TASK INPUTS:
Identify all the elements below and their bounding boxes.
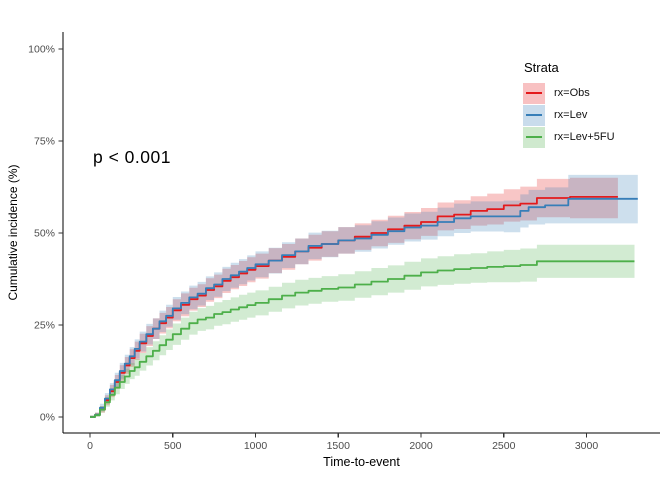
legend-label-rx-obs: rx=Obs	[554, 87, 590, 99]
legend-key-rx-lev	[523, 104, 545, 126]
x-tick-label: 500	[164, 440, 182, 452]
legend: Strata rx=Obs rx=Lev rx=Lev+5FU	[523, 60, 615, 148]
legend-label-rx-lev: rx=Lev	[554, 109, 588, 121]
y-tick-label: 25%	[34, 320, 55, 332]
legend-key-line-icon	[526, 91, 542, 94]
x-axis-title: Time-to-event	[323, 455, 400, 469]
x-tick-label: 3000	[575, 440, 599, 452]
y-tick-label: 75%	[34, 136, 55, 148]
legend-item-rx-lev: rx=Lev	[523, 104, 615, 126]
y-tick-label: 0%	[40, 412, 55, 424]
y-axis-title: Cumulative incidence (%)	[6, 164, 20, 300]
legend-key-rx-obs	[523, 82, 545, 104]
series-line-rx-lev5fu	[90, 260, 635, 418]
x-tick-label: 1000	[244, 440, 268, 452]
x-tick-label: 2500	[492, 440, 516, 452]
ci-ribbon-rx-lev5fu	[90, 244, 635, 417]
legend-key-rx-lev5fu	[523, 126, 545, 148]
legend-item-rx-obs: rx=Obs	[523, 82, 615, 104]
legend-key-line-icon	[526, 135, 542, 138]
legend-item-rx-lev5fu: rx=Lev+5FU	[523, 126, 615, 148]
pvalue-annotation: p < 0.001	[93, 147, 171, 167]
x-tick-label: 1500	[327, 440, 351, 452]
legend-key-line-icon	[526, 113, 542, 116]
legend-label-rx-lev5fu: rx=Lev+5FU	[554, 131, 615, 143]
series-line-rx-lev	[90, 197, 638, 418]
legend-title: Strata	[524, 60, 559, 75]
y-tick-label: 50%	[34, 228, 55, 240]
x-tick-label: 2000	[409, 440, 433, 452]
x-tick-label: 0	[87, 440, 93, 452]
series-line-rx-obs	[90, 196, 618, 418]
y-tick-label: 100%	[28, 44, 55, 56]
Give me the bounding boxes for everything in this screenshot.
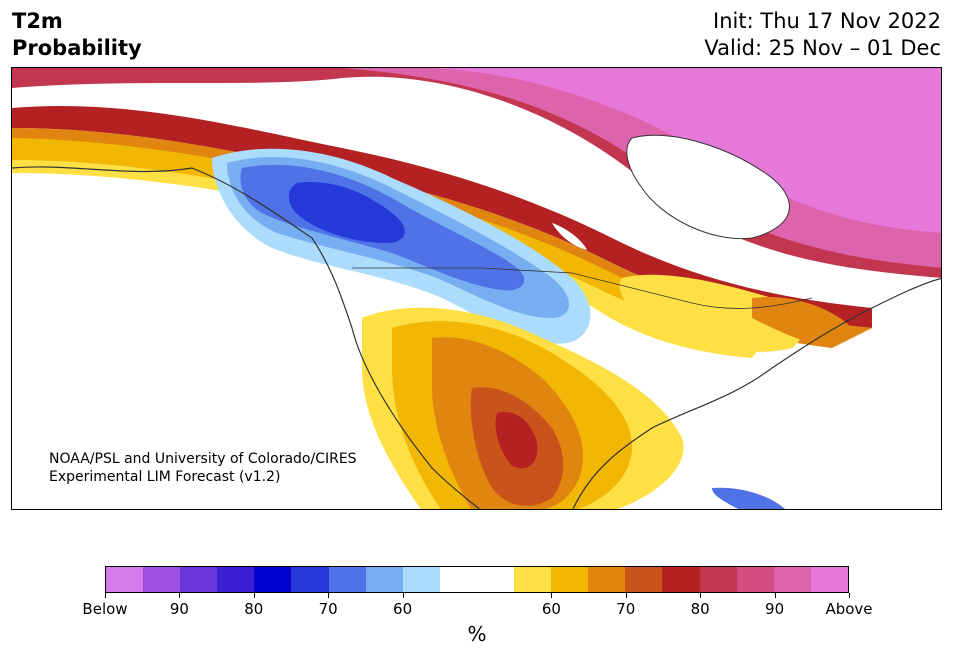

PROBLEM: Print every one of the records above line for line, omitting the pictures.

RESULT OF THE TASK:
Identify all the elements below and their bounding boxes.
legend-label-rx-obs: rx=Obs	[554, 87, 590, 99]
legend-key-rx-lev	[523, 104, 545, 126]
x-tick-label: 500	[164, 440, 182, 452]
legend: Strata rx=Obs rx=Lev rx=Lev+5FU	[523, 60, 615, 148]
legend-label-rx-lev: rx=Lev	[554, 109, 588, 121]
y-tick-label: 25%	[34, 320, 55, 332]
legend-key-line-icon	[526, 91, 542, 94]
x-axis-title: Time-to-event	[323, 455, 400, 469]
x-tick-label: 3000	[575, 440, 599, 452]
y-tick-label: 75%	[34, 136, 55, 148]
legend-item-rx-lev: rx=Lev	[523, 104, 615, 126]
y-tick-label: 0%	[40, 412, 55, 424]
y-axis-title: Cumulative incidence (%)	[6, 164, 20, 300]
legend-key-rx-obs	[523, 82, 545, 104]
series-line-rx-lev5fu	[90, 260, 635, 418]
x-tick-label: 1000	[244, 440, 268, 452]
x-tick-label: 2500	[492, 440, 516, 452]
ci-ribbon-rx-lev5fu	[90, 244, 635, 417]
legend-key-rx-lev5fu	[523, 126, 545, 148]
legend-item-rx-obs: rx=Obs	[523, 82, 615, 104]
legend-key-line-icon	[526, 135, 542, 138]
legend-item-rx-lev5fu: rx=Lev+5FU	[523, 126, 615, 148]
pvalue-annotation: p < 0.001	[93, 147, 171, 167]
x-tick-label: 1500	[327, 440, 351, 452]
legend-key-line-icon	[526, 113, 542, 116]
legend-label-rx-lev5fu: rx=Lev+5FU	[554, 131, 615, 143]
series-line-rx-lev	[90, 197, 638, 418]
legend-title: Strata	[524, 60, 559, 75]
y-tick-label: 50%	[34, 228, 55, 240]
x-tick-label: 2000	[409, 440, 433, 452]
x-tick-label: 0	[87, 440, 93, 452]
series-line-rx-obs	[90, 196, 618, 418]
y-tick-label: 100%	[28, 44, 55, 56]
Give me the bounding boxes for everything in this screenshot.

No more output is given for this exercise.